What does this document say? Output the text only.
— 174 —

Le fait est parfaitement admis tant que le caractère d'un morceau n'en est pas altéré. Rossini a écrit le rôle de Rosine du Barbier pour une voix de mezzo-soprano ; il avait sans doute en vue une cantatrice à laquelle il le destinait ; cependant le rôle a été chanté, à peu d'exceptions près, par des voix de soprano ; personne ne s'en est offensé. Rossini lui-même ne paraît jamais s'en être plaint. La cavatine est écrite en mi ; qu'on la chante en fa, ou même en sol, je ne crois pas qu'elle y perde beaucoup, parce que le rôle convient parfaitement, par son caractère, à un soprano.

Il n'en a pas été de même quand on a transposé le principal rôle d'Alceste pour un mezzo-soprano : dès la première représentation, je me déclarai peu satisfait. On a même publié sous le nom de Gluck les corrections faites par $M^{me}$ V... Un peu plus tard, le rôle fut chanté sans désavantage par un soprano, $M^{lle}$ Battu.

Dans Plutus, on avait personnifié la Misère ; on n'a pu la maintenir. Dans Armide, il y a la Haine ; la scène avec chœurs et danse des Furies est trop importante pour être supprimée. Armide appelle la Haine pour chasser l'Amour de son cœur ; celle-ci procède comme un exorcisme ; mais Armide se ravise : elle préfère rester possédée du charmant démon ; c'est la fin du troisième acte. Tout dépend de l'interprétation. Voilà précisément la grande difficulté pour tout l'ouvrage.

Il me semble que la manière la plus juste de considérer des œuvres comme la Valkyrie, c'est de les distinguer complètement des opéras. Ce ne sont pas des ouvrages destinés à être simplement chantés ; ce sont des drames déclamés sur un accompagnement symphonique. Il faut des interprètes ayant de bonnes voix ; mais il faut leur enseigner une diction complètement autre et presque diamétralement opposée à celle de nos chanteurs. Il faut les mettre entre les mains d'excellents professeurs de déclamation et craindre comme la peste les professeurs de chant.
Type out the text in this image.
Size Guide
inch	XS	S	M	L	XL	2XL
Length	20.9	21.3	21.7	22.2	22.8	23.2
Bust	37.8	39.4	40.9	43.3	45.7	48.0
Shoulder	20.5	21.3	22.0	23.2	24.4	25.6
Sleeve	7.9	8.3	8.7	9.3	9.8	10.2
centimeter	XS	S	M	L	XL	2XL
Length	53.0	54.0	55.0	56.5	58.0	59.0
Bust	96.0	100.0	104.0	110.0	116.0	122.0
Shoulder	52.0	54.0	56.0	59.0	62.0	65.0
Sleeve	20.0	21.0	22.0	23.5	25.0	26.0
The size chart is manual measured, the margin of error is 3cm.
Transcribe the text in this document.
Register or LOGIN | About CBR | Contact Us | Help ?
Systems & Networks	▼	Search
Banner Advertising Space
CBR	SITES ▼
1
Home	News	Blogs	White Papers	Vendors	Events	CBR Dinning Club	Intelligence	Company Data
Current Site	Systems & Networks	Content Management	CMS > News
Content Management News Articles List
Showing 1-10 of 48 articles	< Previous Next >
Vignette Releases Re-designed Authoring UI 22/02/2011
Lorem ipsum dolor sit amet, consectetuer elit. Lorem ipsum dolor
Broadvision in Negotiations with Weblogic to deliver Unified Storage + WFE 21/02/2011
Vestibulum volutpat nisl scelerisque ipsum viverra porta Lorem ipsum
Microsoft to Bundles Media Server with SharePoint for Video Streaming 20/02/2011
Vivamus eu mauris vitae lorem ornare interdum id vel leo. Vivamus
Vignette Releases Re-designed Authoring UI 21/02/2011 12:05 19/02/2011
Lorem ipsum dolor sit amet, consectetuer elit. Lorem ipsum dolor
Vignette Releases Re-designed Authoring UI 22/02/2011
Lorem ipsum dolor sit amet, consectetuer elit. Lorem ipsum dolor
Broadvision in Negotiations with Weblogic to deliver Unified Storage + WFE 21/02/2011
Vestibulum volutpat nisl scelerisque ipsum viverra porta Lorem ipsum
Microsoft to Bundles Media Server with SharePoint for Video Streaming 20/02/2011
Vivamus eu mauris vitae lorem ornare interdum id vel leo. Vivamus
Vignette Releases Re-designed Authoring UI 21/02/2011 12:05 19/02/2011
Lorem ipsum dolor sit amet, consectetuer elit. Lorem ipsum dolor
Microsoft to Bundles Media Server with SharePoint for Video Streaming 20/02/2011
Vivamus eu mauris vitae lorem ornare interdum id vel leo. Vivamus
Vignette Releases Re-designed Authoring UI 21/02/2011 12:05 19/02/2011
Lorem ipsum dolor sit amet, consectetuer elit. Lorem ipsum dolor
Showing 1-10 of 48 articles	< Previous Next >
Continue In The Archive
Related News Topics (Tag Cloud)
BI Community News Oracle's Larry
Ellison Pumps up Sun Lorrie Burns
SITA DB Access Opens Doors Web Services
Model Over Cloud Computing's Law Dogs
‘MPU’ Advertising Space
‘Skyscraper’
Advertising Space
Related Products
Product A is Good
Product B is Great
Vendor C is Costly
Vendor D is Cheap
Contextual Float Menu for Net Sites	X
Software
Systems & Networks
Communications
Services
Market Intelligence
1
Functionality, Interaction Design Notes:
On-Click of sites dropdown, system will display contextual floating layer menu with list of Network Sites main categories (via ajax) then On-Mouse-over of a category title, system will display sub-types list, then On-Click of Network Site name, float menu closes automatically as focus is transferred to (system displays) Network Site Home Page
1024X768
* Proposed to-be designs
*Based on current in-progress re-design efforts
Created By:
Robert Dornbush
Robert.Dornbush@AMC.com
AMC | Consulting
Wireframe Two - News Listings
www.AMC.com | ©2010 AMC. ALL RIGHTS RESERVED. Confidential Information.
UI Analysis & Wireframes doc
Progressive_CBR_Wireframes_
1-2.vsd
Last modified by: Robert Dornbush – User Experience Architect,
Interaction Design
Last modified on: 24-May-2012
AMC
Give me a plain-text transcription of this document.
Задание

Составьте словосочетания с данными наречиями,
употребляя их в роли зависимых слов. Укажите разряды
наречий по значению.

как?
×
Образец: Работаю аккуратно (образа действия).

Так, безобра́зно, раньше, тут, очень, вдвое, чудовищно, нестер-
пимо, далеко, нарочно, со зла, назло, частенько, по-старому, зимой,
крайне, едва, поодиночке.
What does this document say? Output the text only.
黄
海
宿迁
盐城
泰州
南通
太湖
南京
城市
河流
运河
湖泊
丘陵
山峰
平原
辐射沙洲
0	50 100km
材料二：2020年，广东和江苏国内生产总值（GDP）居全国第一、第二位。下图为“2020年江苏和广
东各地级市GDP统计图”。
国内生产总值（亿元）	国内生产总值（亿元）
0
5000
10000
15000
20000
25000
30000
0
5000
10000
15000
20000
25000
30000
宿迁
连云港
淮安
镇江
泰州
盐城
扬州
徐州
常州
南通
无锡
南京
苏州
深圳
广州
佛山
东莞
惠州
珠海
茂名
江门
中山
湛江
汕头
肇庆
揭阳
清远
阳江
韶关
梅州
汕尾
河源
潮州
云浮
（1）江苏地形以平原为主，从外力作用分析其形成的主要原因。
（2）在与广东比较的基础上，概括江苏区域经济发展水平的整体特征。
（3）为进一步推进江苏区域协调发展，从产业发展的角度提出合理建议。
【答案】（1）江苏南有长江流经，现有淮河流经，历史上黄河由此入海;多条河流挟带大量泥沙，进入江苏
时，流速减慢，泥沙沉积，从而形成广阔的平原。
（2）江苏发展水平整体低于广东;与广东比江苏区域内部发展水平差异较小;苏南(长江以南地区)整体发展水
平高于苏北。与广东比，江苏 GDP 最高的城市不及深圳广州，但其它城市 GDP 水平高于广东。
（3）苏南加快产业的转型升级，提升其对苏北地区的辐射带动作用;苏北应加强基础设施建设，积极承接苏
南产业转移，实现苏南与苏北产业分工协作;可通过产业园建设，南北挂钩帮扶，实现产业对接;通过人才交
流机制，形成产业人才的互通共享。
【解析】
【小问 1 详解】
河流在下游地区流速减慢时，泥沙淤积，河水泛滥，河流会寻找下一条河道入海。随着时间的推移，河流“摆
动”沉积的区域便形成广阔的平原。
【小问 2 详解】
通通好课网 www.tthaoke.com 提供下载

» **Prompt**
Extract all lines that hold the word "Dornbush".

» **Finished exercise**
Robert Dornbush
Robert.Dornbush@AMC.com
Last modified by: Robert Dornbush – User Experience Architect,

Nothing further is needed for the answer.